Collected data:

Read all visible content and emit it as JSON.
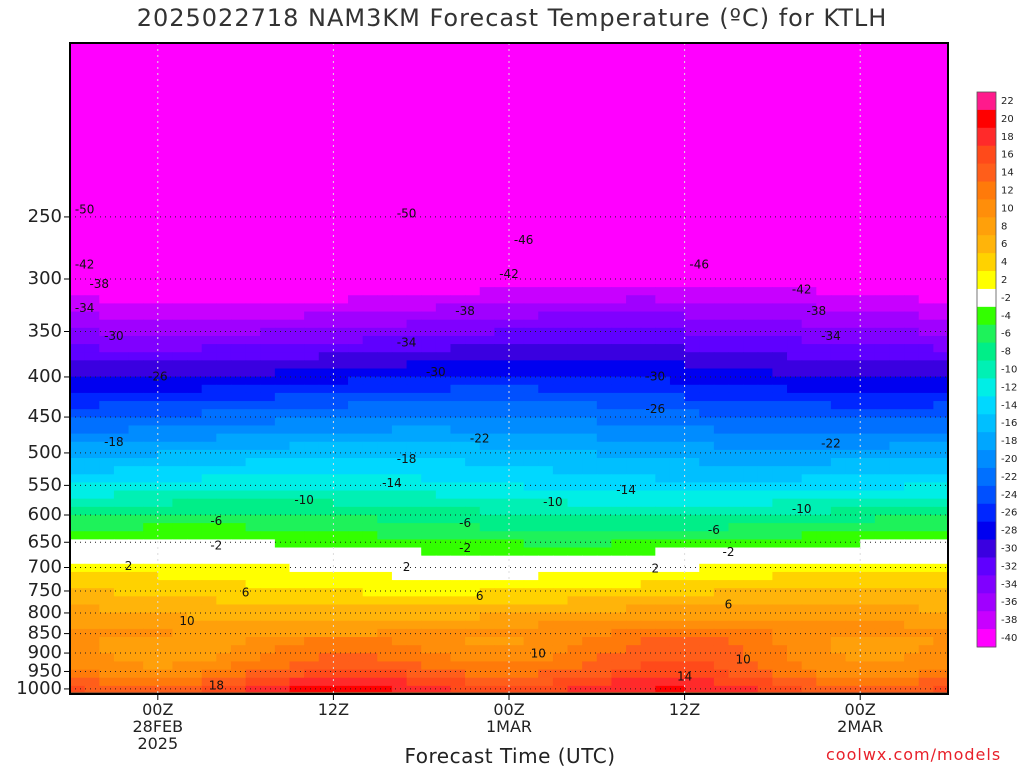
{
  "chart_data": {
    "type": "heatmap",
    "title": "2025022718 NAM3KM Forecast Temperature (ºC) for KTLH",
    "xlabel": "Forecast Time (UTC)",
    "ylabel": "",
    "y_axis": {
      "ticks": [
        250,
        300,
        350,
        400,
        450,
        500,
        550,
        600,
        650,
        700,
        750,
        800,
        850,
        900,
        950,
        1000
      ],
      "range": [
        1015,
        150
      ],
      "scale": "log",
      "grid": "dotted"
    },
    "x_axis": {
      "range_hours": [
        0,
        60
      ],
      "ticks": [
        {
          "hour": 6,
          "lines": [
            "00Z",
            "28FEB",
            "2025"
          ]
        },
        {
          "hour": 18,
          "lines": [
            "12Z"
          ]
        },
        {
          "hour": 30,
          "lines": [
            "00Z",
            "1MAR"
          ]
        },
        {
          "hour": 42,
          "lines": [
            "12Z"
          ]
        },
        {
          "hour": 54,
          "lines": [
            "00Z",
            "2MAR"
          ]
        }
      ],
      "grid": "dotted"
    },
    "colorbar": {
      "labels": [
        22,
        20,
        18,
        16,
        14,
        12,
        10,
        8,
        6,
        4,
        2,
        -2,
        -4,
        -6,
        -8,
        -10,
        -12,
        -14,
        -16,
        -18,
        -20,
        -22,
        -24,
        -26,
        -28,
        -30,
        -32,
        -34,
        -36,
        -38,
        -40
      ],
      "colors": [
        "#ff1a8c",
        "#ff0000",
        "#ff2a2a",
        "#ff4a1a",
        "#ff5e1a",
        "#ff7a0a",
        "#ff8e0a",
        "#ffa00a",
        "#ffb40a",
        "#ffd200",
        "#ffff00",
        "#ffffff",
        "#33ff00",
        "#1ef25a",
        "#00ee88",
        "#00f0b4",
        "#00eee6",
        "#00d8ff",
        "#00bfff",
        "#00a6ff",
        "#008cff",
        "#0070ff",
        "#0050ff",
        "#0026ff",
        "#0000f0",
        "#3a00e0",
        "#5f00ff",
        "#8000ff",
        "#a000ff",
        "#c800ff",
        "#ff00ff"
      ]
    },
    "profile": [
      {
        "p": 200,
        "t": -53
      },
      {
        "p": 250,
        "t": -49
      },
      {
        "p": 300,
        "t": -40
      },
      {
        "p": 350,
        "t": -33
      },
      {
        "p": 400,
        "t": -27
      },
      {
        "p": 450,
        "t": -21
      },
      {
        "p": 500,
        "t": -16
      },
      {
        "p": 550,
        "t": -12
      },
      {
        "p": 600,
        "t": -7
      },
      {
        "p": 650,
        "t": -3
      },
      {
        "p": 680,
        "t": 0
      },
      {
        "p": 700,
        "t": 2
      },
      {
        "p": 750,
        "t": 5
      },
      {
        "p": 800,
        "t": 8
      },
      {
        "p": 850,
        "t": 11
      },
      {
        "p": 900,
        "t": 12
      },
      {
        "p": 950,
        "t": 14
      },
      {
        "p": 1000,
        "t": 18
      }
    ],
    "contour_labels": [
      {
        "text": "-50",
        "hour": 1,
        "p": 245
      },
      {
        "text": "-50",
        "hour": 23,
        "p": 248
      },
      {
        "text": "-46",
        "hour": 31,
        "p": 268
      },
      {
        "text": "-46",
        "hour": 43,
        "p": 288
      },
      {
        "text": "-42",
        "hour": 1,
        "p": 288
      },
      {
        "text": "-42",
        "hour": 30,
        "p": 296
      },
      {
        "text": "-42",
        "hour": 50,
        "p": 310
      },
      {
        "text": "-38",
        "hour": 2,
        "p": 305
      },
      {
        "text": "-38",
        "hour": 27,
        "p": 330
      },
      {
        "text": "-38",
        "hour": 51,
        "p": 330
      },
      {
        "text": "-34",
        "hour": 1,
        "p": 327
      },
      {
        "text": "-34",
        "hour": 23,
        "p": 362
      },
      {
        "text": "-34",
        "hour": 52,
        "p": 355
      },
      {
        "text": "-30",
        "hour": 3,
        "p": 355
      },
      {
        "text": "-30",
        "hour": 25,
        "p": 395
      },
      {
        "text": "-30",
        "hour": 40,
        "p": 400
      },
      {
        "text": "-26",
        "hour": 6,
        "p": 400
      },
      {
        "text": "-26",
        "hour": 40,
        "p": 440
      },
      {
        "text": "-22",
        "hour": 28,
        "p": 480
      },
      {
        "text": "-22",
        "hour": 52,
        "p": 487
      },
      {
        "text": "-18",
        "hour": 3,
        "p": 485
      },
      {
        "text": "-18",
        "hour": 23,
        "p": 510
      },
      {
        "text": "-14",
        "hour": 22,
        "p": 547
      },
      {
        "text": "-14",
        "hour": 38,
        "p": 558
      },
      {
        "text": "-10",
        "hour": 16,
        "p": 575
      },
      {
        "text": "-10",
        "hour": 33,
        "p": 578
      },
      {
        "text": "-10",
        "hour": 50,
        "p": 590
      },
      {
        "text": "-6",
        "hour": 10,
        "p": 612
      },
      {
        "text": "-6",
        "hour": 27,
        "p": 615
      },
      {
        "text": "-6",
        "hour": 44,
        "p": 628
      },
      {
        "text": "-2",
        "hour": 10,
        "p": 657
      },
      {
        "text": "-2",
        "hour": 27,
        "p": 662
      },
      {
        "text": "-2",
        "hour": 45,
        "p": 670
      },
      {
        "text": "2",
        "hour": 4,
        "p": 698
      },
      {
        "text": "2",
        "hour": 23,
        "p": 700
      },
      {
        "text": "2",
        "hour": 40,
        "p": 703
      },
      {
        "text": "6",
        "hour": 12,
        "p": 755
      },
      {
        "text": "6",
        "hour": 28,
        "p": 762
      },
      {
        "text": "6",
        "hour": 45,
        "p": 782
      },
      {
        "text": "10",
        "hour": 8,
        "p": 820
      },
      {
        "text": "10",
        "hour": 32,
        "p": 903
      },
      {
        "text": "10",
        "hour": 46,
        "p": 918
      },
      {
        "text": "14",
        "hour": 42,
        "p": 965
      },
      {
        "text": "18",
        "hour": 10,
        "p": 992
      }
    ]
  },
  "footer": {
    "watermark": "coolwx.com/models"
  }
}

Task requirements:
All of the data above should be transcribed verbatim, with pictures omitted.

Exercise response:
Read all visible content and emit it as JSON.
{
  "chart_data": {
    "type": "heatmap",
    "title": "2025022718 NAM3KM Forecast Temperature (ºC) for KTLH",
    "xlabel": "Forecast Time (UTC)",
    "ylabel": "",
    "y_axis": {
      "ticks": [
        250,
        300,
        350,
        400,
        450,
        500,
        550,
        600,
        650,
        700,
        750,
        800,
        850,
        900,
        950,
        1000
      ],
      "range": [
        1015,
        150
      ],
      "scale": "log",
      "grid": "dotted"
    },
    "x_axis": {
      "range_hours": [
        0,
        60
      ],
      "ticks": [
        {
          "hour": 6,
          "lines": [
            "00Z",
            "28FEB",
            "2025"
          ]
        },
        {
          "hour": 18,
          "lines": [
            "12Z"
          ]
        },
        {
          "hour": 30,
          "lines": [
            "00Z",
            "1MAR"
          ]
        },
        {
          "hour": 42,
          "lines": [
            "12Z"
          ]
        },
        {
          "hour": 54,
          "lines": [
            "00Z",
            "2MAR"
          ]
        }
      ],
      "grid": "dotted"
    },
    "colorbar": {
      "labels": [
        22,
        20,
        18,
        16,
        14,
        12,
        10,
        8,
        6,
        4,
        2,
        -2,
        -4,
        -6,
        -8,
        -10,
        -12,
        -14,
        -16,
        -18,
        -20,
        -22,
        -24,
        -26,
        -28,
        -30,
        -32,
        -34,
        -36,
        -38,
        -40
      ],
      "colors": [
        "#ff1a8c",
        "#ff0000",
        "#ff2a2a",
        "#ff4a1a",
        "#ff5e1a",
        "#ff7a0a",
        "#ff8e0a",
        "#ffa00a",
        "#ffb40a",
        "#ffd200",
        "#ffff00",
        "#ffffff",
        "#33ff00",
        "#1ef25a",
        "#00ee88",
        "#00f0b4",
        "#00eee6",
        "#00d8ff",
        "#00bfff",
        "#00a6ff",
        "#008cff",
        "#0070ff",
        "#0050ff",
        "#0026ff",
        "#0000f0",
        "#3a00e0",
        "#5f00ff",
        "#8000ff",
        "#a000ff",
        "#c800ff",
        "#ff00ff"
      ]
    },
    "profile": [
      {
        "p": 200,
        "t": -53
      },
      {
        "p": 250,
        "t": -49
      },
      {
        "p": 300,
        "t": -40
      },
      {
        "p": 350,
        "t": -33
      },
      {
        "p": 400,
        "t": -27
      },
      {
        "p": 450,
        "t": -21
      },
      {
        "p": 500,
        "t": -16
      },
      {
        "p": 550,
        "t": -12
      },
      {
        "p": 600,
        "t": -7
      },
      {
        "p": 650,
        "t": -3
      },
      {
        "p": 680,
        "t": 0
      },
      {
        "p": 700,
        "t": 2
      },
      {
        "p": 750,
        "t": 5
      },
      {
        "p": 800,
        "t": 8
      },
      {
        "p": 850,
        "t": 11
      },
      {
        "p": 900,
        "t": 12
      },
      {
        "p": 950,
        "t": 14
      },
      {
        "p": 1000,
        "t": 18
      }
    ],
    "contour_labels": [
      {
        "text": "-50",
        "hour": 1,
        "p": 245
      },
      {
        "text": "-50",
        "hour": 23,
        "p": 248
      },
      {
        "text": "-46",
        "hour": 31,
        "p": 268
      },
      {
        "text": "-46",
        "hour": 43,
        "p": 288
      },
      {
        "text": "-42",
        "hour": 1,
        "p": 288
      },
      {
        "text": "-42",
        "hour": 30,
        "p": 296
      },
      {
        "text": "-42",
        "hour": 50,
        "p": 310
      },
      {
        "text": "-38",
        "hour": 2,
        "p": 305
      },
      {
        "text": "-38",
        "hour": 27,
        "p": 330
      },
      {
        "text": "-38",
        "hour": 51,
        "p": 330
      },
      {
        "text": "-34",
        "hour": 1,
        "p": 327
      },
      {
        "text": "-34",
        "hour": 23,
        "p": 362
      },
      {
        "text": "-34",
        "hour": 52,
        "p": 355
      },
      {
        "text": "-30",
        "hour": 3,
        "p": 355
      },
      {
        "text": "-30",
        "hour": 25,
        "p": 395
      },
      {
        "text": "-30",
        "hour": 40,
        "p": 400
      },
      {
        "text": "-26",
        "hour": 6,
        "p": 400
      },
      {
        "text": "-26",
        "hour": 40,
        "p": 440
      },
      {
        "text": "-22",
        "hour": 28,
        "p": 480
      },
      {
        "text": "-22",
        "hour": 52,
        "p": 487
      },
      {
        "text": "-18",
        "hour": 3,
        "p": 485
      },
      {
        "text": "-18",
        "hour": 23,
        "p": 510
      },
      {
        "text": "-14",
        "hour": 22,
        "p": 547
      },
      {
        "text": "-14",
        "hour": 38,
        "p": 558
      },
      {
        "text": "-10",
        "hour": 16,
        "p": 575
      },
      {
        "text": "-10",
        "hour": 33,
        "p": 578
      },
      {
        "text": "-10",
        "hour": 50,
        "p": 590
      },
      {
        "text": "-6",
        "hour": 10,
        "p": 612
      },
      {
        "text": "-6",
        "hour": 27,
        "p": 615
      },
      {
        "text": "-6",
        "hour": 44,
        "p": 628
      },
      {
        "text": "-2",
        "hour": 10,
        "p": 657
      },
      {
        "text": "-2",
        "hour": 27,
        "p": 662
      },
      {
        "text": "-2",
        "hour": 45,
        "p": 670
      },
      {
        "text": "2",
        "hour": 4,
        "p": 698
      },
      {
        "text": "2",
        "hour": 23,
        "p": 700
      },
      {
        "text": "2",
        "hour": 40,
        "p": 703
      },
      {
        "text": "6",
        "hour": 12,
        "p": 755
      },
      {
        "text": "6",
        "hour": 28,
        "p": 762
      },
      {
        "text": "6",
        "hour": 45,
        "p": 782
      },
      {
        "text": "10",
        "hour": 8,
        "p": 820
      },
      {
        "text": "10",
        "hour": 32,
        "p": 903
      },
      {
        "text": "10",
        "hour": 46,
        "p": 918
      },
      {
        "text": "14",
        "hour": 42,
        "p": 965
      },
      {
        "text": "18",
        "hour": 10,
        "p": 992
      }
    ]
  },
  "footer": {
    "watermark": "coolwx.com/models"
  }
}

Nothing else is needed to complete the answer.